REQUIREMENTS:
Copy the data exactly as it appears, and do not include any pictures.

SUPPLIED RECORDS:
• • • • •

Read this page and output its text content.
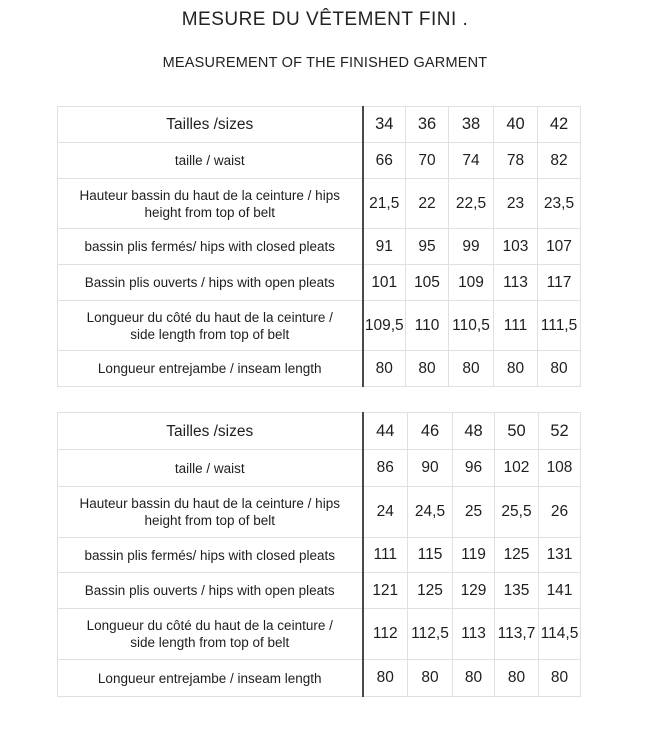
MESURE DU VÊTEMENT FINI .
MEASUREMENT OF THE FINISHED GARMENT
Tailles /sizes	34	36	38	40	42
taille / waist	66	70	74	78	82
Hauteur bassin du haut de la ceinture / hips
height from top of belt	21,5	22	22,5	23	23,5
bassin plis fermés/ hips with closed pleats	91	95	99	103	107
Bassin plis ouverts / hips with open pleats	101	105	109	113	117
Longueur du côté du haut de la ceinture /
side length from top of belt	109,5	110	110,5	111	111,5
Longueur entrejambe / inseam length	80	80	80	80	80
Tailles /sizes	44	46	48	50	52
taille / waist	86	90	96	102	108
Hauteur bassin du haut de la ceinture / hips
height from top of belt	24	24,5	25	25,5	26
bassin plis fermés/ hips with closed pleats	111	115	119	125	131
Bassin plis ouverts / hips with open pleats	121	125	129	135	141
Longueur du côté du haut de la ceinture /
side length from top of belt	112	112,5	113	113,7	114,5
Longueur entrejambe / inseam length	80	80	80	80	80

• • • • •

ANSWER TO THE PROBLEM:
Read this page and output its text content.
MESURE DU VÊTEMENT FINI .
MEASUREMENT OF THE FINISHED GARMENT
Tailles /sizes	34	36	38	40	42
taille / waist	66	70	74	78	82
Hauteur bassin du haut de la ceinture / hips
height from top of belt	21,5	22	22,5	23	23,5
bassin plis fermés/ hips with closed pleats	91	95	99	103	107
Bassin plis ouverts / hips with open pleats	101	105	109	113	117
Longueur du côté du haut de la ceinture /
side length from top of belt	109,5	110	110,5	111	111,5
Longueur entrejambe / inseam length	80	80	80	80	80
Tailles /sizes	44	46	48	50	52
taille / waist	86	90	96	102	108
Hauteur bassin du haut de la ceinture / hips
height from top of belt	24	24,5	25	25,5	26
bassin plis fermés/ hips with closed pleats	111	115	119	125	131
Bassin plis ouverts / hips with open pleats	121	125	129	135	141
Longueur du côté du haut de la ceinture /
side length from top of belt	112	112,5	113	113,7	114,5
Longueur entrejambe / inseam length	80	80	80	80	80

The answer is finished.